The request
Wherever the word "panel" shows up in a line, please copy that line.

Working data
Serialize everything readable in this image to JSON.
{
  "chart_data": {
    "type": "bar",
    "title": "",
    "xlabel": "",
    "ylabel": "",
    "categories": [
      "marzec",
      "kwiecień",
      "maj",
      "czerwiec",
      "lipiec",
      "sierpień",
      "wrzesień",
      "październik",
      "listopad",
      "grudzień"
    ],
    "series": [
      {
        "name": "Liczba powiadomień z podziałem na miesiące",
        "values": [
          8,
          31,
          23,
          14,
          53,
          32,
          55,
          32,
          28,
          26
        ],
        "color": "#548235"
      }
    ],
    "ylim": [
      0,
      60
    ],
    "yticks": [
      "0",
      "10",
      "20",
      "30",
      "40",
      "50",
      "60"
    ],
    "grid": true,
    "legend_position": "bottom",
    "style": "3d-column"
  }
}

==

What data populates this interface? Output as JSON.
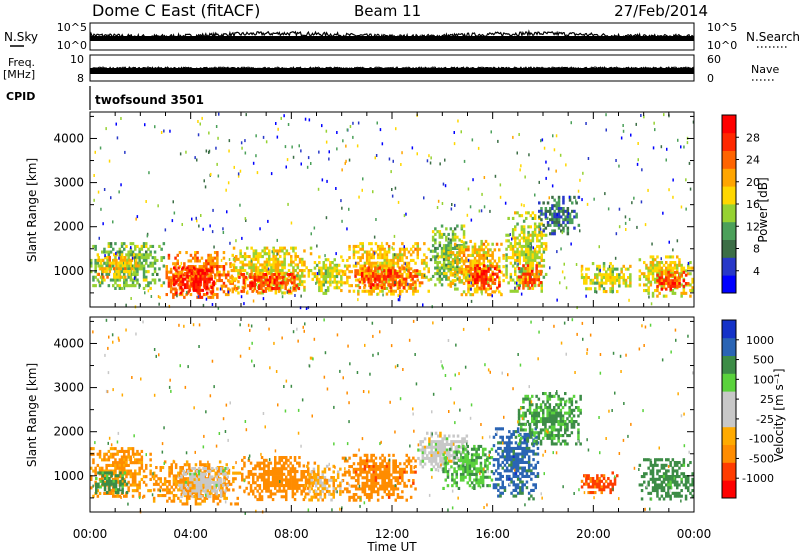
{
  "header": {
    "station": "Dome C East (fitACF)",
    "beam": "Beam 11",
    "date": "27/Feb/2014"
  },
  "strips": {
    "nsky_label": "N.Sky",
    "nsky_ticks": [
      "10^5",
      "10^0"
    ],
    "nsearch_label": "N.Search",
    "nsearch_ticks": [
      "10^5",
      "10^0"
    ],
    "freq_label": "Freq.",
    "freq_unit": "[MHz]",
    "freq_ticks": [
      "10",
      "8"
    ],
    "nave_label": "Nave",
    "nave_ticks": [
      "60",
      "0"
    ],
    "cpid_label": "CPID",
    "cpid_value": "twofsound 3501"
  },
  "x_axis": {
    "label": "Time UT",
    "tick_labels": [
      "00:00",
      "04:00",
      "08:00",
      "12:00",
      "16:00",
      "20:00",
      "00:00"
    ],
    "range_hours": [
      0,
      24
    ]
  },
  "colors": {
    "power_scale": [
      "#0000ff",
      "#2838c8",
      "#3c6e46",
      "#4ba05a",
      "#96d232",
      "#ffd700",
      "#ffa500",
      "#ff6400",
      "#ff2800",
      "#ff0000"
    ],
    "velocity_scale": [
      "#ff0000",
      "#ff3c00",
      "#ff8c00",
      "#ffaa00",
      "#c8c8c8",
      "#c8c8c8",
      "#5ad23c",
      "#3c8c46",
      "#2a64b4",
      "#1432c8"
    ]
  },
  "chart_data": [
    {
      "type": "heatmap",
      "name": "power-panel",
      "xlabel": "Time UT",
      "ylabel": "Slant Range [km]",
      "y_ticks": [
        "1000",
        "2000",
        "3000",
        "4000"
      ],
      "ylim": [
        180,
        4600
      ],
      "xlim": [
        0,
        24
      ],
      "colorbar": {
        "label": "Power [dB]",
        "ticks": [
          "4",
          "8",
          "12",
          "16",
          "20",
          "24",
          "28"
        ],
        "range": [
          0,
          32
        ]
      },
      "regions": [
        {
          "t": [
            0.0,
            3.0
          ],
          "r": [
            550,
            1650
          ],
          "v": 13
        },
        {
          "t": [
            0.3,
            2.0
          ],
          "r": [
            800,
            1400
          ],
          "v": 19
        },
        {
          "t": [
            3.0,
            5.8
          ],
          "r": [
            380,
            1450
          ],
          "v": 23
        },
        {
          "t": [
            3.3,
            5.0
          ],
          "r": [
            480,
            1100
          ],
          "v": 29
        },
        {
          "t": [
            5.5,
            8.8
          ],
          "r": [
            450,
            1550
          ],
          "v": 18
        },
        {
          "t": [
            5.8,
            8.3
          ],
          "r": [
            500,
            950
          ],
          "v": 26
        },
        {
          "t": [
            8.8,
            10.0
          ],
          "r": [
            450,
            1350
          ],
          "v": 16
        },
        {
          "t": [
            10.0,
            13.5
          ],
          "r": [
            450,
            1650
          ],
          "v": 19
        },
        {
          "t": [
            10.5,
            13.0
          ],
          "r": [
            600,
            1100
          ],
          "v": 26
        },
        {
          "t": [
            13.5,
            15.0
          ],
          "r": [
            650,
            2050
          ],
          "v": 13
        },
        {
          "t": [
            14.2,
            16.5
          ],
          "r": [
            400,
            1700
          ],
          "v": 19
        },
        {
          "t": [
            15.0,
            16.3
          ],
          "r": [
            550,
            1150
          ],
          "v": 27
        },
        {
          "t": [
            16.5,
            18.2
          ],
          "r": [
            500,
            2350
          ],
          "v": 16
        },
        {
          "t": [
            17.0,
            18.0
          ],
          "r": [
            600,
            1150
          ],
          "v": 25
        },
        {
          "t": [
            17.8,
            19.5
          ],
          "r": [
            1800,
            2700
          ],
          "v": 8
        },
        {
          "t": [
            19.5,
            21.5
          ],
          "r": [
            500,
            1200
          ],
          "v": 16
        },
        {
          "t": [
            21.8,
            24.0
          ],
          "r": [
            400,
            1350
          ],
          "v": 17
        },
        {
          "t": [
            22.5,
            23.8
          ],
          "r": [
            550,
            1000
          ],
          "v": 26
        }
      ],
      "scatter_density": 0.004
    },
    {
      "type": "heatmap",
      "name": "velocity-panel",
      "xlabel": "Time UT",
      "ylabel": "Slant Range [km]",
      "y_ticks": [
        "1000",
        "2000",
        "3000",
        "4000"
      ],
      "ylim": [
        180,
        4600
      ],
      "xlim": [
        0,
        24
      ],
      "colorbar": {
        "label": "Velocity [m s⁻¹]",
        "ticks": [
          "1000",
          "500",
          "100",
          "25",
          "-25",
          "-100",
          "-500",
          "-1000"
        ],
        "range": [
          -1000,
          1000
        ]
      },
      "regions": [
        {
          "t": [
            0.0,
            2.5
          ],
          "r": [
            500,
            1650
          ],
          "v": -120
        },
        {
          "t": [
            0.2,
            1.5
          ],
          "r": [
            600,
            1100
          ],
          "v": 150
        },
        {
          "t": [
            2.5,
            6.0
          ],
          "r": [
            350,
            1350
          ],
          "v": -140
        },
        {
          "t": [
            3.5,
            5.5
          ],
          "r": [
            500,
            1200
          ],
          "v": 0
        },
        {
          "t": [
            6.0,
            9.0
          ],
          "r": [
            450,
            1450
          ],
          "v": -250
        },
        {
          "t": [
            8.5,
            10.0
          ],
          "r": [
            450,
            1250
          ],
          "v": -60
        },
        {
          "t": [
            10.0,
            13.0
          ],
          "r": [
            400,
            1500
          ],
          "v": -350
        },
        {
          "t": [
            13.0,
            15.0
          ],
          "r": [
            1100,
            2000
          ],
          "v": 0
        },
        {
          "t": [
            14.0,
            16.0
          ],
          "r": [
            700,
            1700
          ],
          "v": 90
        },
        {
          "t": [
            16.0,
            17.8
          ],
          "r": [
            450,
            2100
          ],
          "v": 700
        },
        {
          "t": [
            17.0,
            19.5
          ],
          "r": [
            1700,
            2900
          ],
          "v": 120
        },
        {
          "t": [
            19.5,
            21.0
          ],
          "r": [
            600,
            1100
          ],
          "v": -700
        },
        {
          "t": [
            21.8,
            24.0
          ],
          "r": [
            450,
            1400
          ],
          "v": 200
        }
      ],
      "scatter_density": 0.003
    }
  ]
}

Response to the task
      "name": "power-panel",
      "name": "velocity-panel",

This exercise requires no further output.